### Records provided

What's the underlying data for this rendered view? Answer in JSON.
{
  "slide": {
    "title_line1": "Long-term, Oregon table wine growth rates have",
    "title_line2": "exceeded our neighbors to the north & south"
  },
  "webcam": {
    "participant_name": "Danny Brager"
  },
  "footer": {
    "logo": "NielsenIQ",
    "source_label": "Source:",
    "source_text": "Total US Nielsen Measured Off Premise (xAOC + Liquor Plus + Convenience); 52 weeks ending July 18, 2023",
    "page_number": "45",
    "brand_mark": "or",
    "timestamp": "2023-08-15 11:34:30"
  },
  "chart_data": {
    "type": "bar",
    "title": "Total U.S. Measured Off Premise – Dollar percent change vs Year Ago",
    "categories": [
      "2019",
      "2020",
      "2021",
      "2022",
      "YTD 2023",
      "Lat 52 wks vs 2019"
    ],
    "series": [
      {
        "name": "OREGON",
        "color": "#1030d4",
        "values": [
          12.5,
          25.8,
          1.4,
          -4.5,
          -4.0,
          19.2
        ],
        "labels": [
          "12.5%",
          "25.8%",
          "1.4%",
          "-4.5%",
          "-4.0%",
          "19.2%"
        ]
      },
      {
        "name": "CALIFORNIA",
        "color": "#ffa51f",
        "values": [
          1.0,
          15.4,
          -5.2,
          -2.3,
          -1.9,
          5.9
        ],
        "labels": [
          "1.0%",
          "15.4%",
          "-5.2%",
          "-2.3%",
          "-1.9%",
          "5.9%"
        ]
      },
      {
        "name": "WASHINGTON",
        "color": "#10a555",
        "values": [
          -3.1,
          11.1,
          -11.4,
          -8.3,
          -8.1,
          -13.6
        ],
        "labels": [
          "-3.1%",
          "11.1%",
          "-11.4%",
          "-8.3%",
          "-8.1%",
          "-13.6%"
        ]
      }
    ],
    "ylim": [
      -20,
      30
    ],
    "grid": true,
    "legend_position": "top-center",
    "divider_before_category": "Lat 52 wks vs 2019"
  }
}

### What you are asked to do
Retype the material in full, character for character.

### Exercise result
What's the underlying data for this rendered view? Answer in JSON.
{
  "slide": {
    "title_line1": "Long-term, Oregon table wine growth rates have",
    "title_line2": "exceeded our neighbors to the north & south"
  },
  "webcam": {
    "participant_name": "Danny Brager"
  },
  "footer": {
    "logo": "NielsenIQ",
    "source_label": "Source:",
    "source_text": "Total US Nielsen Measured Off Premise (xAOC + Liquor Plus + Convenience); 52 weeks ending July 18, 2023",
    "page_number": "45",
    "brand_mark": "or",
    "timestamp": "2023-08-15 11:34:30"
  },
  "chart_data": {
    "type": "bar",
    "title": "Total U.S. Measured Off Premise – Dollar percent change vs Year Ago",
    "categories": [
      "2019",
      "2020",
      "2021",
      "2022",
      "YTD 2023",
      "Lat 52 wks vs 2019"
    ],
    "series": [
      {
        "name": "OREGON",
        "color": "#1030d4",
        "values": [
          12.5,
          25.8,
          1.4,
          -4.5,
          -4.0,
          19.2
        ],
        "labels": [
          "12.5%",
          "25.8%",
          "1.4%",
          "-4.5%",
          "-4.0%",
          "19.2%"
        ]
      },
      {
        "name": "CALIFORNIA",
        "color": "#ffa51f",
        "values": [
          1.0,
          15.4,
          -5.2,
          -2.3,
          -1.9,
          5.9
        ],
        "labels": [
          "1.0%",
          "15.4%",
          "-5.2%",
          "-2.3%",
          "-1.9%",
          "5.9%"
        ]
      },
      {
        "name": "WASHINGTON",
        "color": "#10a555",
        "values": [
          -3.1,
          11.1,
          -11.4,
          -8.3,
          -8.1,
          -13.6
        ],
        "labels": [
          "-3.1%",
          "11.1%",
          "-11.4%",
          "-8.3%",
          "-8.1%",
          "-13.6%"
        ]
      }
    ],
    "ylim": [
      -20,
      30
    ],
    "grid": true,
    "legend_position": "top-center",
    "divider_before_category": "Lat 52 wks vs 2019"
  }
}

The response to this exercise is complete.